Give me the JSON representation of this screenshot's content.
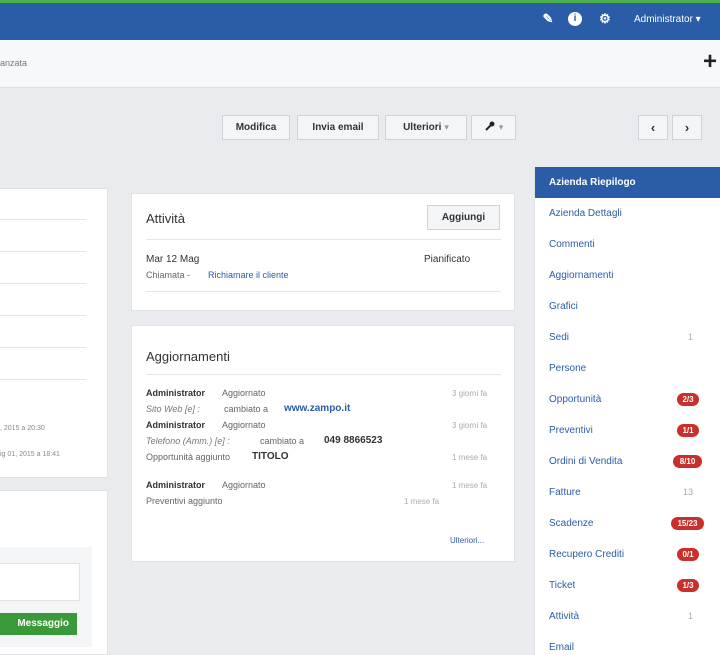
{
  "topbar": {
    "user": "Administrator",
    "icons": [
      "pencil-icon",
      "info-icon",
      "gear-icon"
    ]
  },
  "subbar": {
    "breadcrumb": "anzata",
    "add_label": "+"
  },
  "toolbar": {
    "edit": "Modifica",
    "email": "Invia email",
    "more": "Ulteriori",
    "caret": "▾",
    "tools_icon": "wrench-icon",
    "prev": "‹",
    "next": "›"
  },
  "left": {
    "date1": ", 2015 a 20:30",
    "date2": "ig 01, 2015 a 18:41",
    "message_button": "Messaggio"
  },
  "activity": {
    "title": "Attività",
    "add_button": "Aggiungi",
    "date": "Mar 12 Mag",
    "status": "Pianificato",
    "type": "Chiamata -",
    "subject": "Richiamare il cliente"
  },
  "updates": {
    "title": "Aggiornamenti",
    "entries": [
      {
        "user": "Administrator",
        "action": "Aggiornato",
        "time": "3 giorni fa",
        "field": "Sito Web [e] :",
        "change": "cambiato a",
        "value": "www.zampo.it"
      },
      {
        "user": "Administrator",
        "action": "Aggiornato",
        "time": "3 giorni fa",
        "field": "Telefono (Amm.) [e] :",
        "change": "cambiato a",
        "value": "049 8866523"
      },
      {
        "text": "Opportunità aggiunto",
        "value": "TITOLO",
        "time": "1 mese fa"
      },
      {
        "user": "Administrator",
        "action": "Aggiornato",
        "time": "1 mese fa",
        "text": "Preventivi aggiunto",
        "time2": "1 mese fa"
      }
    ],
    "more_link": "Ulteriori..."
  },
  "sidebar": {
    "items": [
      {
        "label": "Azienda Riepilogo",
        "active": true
      },
      {
        "label": "Azienda Dettagli"
      },
      {
        "label": "Commenti"
      },
      {
        "label": "Aggiornamenti"
      },
      {
        "label": "Grafici"
      },
      {
        "label": "Sedi",
        "count": "1"
      },
      {
        "label": "Persone"
      },
      {
        "label": "Opportunità",
        "badge": "2/3"
      },
      {
        "label": "Preventivi",
        "badge": "1/1"
      },
      {
        "label": "Ordini di Vendita",
        "badge": "8/10"
      },
      {
        "label": "Fatture",
        "count": "13"
      },
      {
        "label": "Scadenze",
        "badge": "15/23"
      },
      {
        "label": "Recupero Crediti",
        "badge": "0/1"
      },
      {
        "label": "Ticket",
        "badge": "1/3"
      },
      {
        "label": "Attività",
        "count": "1"
      },
      {
        "label": "Email"
      }
    ]
  },
  "colors": {
    "topbar": "#2b5ca8",
    "accent_green": "#4caf50",
    "badge_red": "#c9302c",
    "button_green": "#3a9a3a"
  }
}
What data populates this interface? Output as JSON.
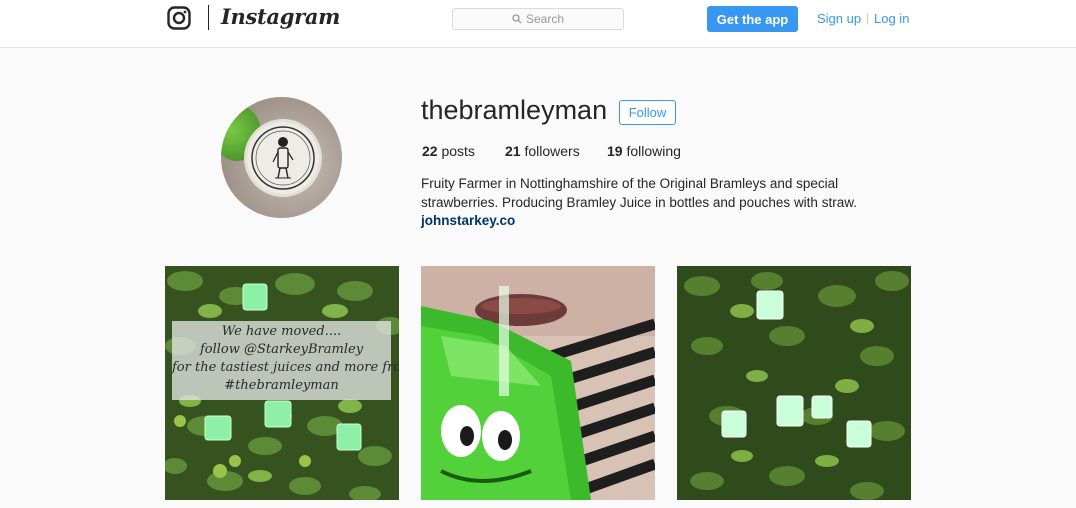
{
  "header": {
    "wordmark": "Instagram",
    "search_placeholder": "Search",
    "get_app_label": "Get the app",
    "signup_label": "Sign up",
    "separator": "|",
    "login_label": "Log in"
  },
  "profile": {
    "username": "thebramleyman",
    "follow_label": "Follow",
    "stats": {
      "posts_count": "22",
      "posts_label": "posts",
      "followers_count": "21",
      "followers_label": "followers",
      "following_count": "19",
      "following_label": "following"
    },
    "bio_line1": "Fruity Farmer in Nottinghamshire of the Original Bramleys and special",
    "bio_line2": "strawberries. Producing Bramley Juice in bottles and pouches with straw.",
    "website": "johnstarkey.co"
  },
  "posts": {
    "post1_overlay": [
      "We have moved....",
      "follow @StarkeyBramley",
      "for the tastiest juices and more from",
      "#thebramleyman"
    ]
  },
  "colors": {
    "accent": "#3897f0",
    "link_dark": "#003569",
    "text": "#262626",
    "background": "#fafafa"
  },
  "icons": {
    "logo": "instagram-camera-icon",
    "search": "search-icon"
  }
}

□ □ □ □ □ □ □

TASK DETAILS: Leave out the pictures and copy everything else in the records word for word.

RESPONSE TO THIS EXERCISE:
Give me the JSON representation of this screenshot's content.
{
  "topbar": {
    "user": "Administrator",
    "icons": [
      "pencil-icon",
      "info-icon",
      "gear-icon"
    ]
  },
  "subbar": {
    "breadcrumb": "anzata",
    "add_label": "+"
  },
  "toolbar": {
    "edit": "Modifica",
    "email": "Invia email",
    "more": "Ulteriori",
    "caret": "▾",
    "tools_icon": "wrench-icon",
    "prev": "‹",
    "next": "›"
  },
  "left": {
    "date1": ", 2015 a 20:30",
    "date2": "ig 01, 2015 a 18:41",
    "message_button": "Messaggio"
  },
  "activity": {
    "title": "Attività",
    "add_button": "Aggiungi",
    "date": "Mar 12 Mag",
    "status": "Pianificato",
    "type": "Chiamata -",
    "subject": "Richiamare il cliente"
  },
  "updates": {
    "title": "Aggiornamenti",
    "entries": [
      {
        "user": "Administrator",
        "action": "Aggiornato",
        "time": "3 giorni fa",
        "field": "Sito Web [e] :",
        "change": "cambiato a",
        "value": "www.zampo.it"
      },
      {
        "user": "Administrator",
        "action": "Aggiornato",
        "time": "3 giorni fa",
        "field": "Telefono (Amm.) [e] :",
        "change": "cambiato a",
        "value": "049 8866523"
      },
      {
        "text": "Opportunità aggiunto",
        "value": "TITOLO",
        "time": "1 mese fa"
      },
      {
        "user": "Administrator",
        "action": "Aggiornato",
        "time": "1 mese fa",
        "text": "Preventivi aggiunto",
        "time2": "1 mese fa"
      }
    ],
    "more_link": "Ulteriori..."
  },
  "sidebar": {
    "items": [
      {
        "label": "Azienda Riepilogo",
        "active": true
      },
      {
        "label": "Azienda Dettagli"
      },
      {
        "label": "Commenti"
      },
      {
        "label": "Aggiornamenti"
      },
      {
        "label": "Grafici"
      },
      {
        "label": "Sedi",
        "count": "1"
      },
      {
        "label": "Persone"
      },
      {
        "label": "Opportunità",
        "badge": "2/3"
      },
      {
        "label": "Preventivi",
        "badge": "1/1"
      },
      {
        "label": "Ordini di Vendita",
        "badge": "8/10"
      },
      {
        "label": "Fatture",
        "count": "13"
      },
      {
        "label": "Scadenze",
        "badge": "15/23"
      },
      {
        "label": "Recupero Crediti",
        "badge": "0/1"
      },
      {
        "label": "Ticket",
        "badge": "1/3"
      },
      {
        "label": "Attività",
        "count": "1"
      },
      {
        "label": "Email"
      }
    ]
  },
  "colors": {
    "topbar": "#2b5ca8",
    "accent_green": "#4caf50",
    "badge_red": "#c9302c",
    "button_green": "#3a9a3a"
  }
}
What data populates this interface? Output as JSON.
{
  "header": {
    "wordmark": "Instagram",
    "search_placeholder": "Search",
    "get_app_label": "Get the app",
    "signup_label": "Sign up",
    "separator": "|",
    "login_label": "Log in"
  },
  "profile": {
    "username": "thebramleyman",
    "follow_label": "Follow",
    "stats": {
      "posts_count": "22",
      "posts_label": "posts",
      "followers_count": "21",
      "followers_label": "followers",
      "following_count": "19",
      "following_label": "following"
    },
    "bio_line1": "Fruity Farmer in Nottinghamshire of the Original Bramleys and special",
    "bio_line2": "strawberries. Producing Bramley Juice in bottles and pouches with straw.",
    "website": "johnstarkey.co"
  },
  "posts": {
    "post1_overlay": [
      "We have moved....",
      "follow @StarkeyBramley",
      "for the tastiest juices and more from",
      "#thebramleyman"
    ]
  },
  "colors": {
    "accent": "#3897f0",
    "link_dark": "#003569",
    "text": "#262626",
    "background": "#fafafa"
  },
  "icons": {
    "logo": "instagram-camera-icon",
    "search": "search-icon"
  }
}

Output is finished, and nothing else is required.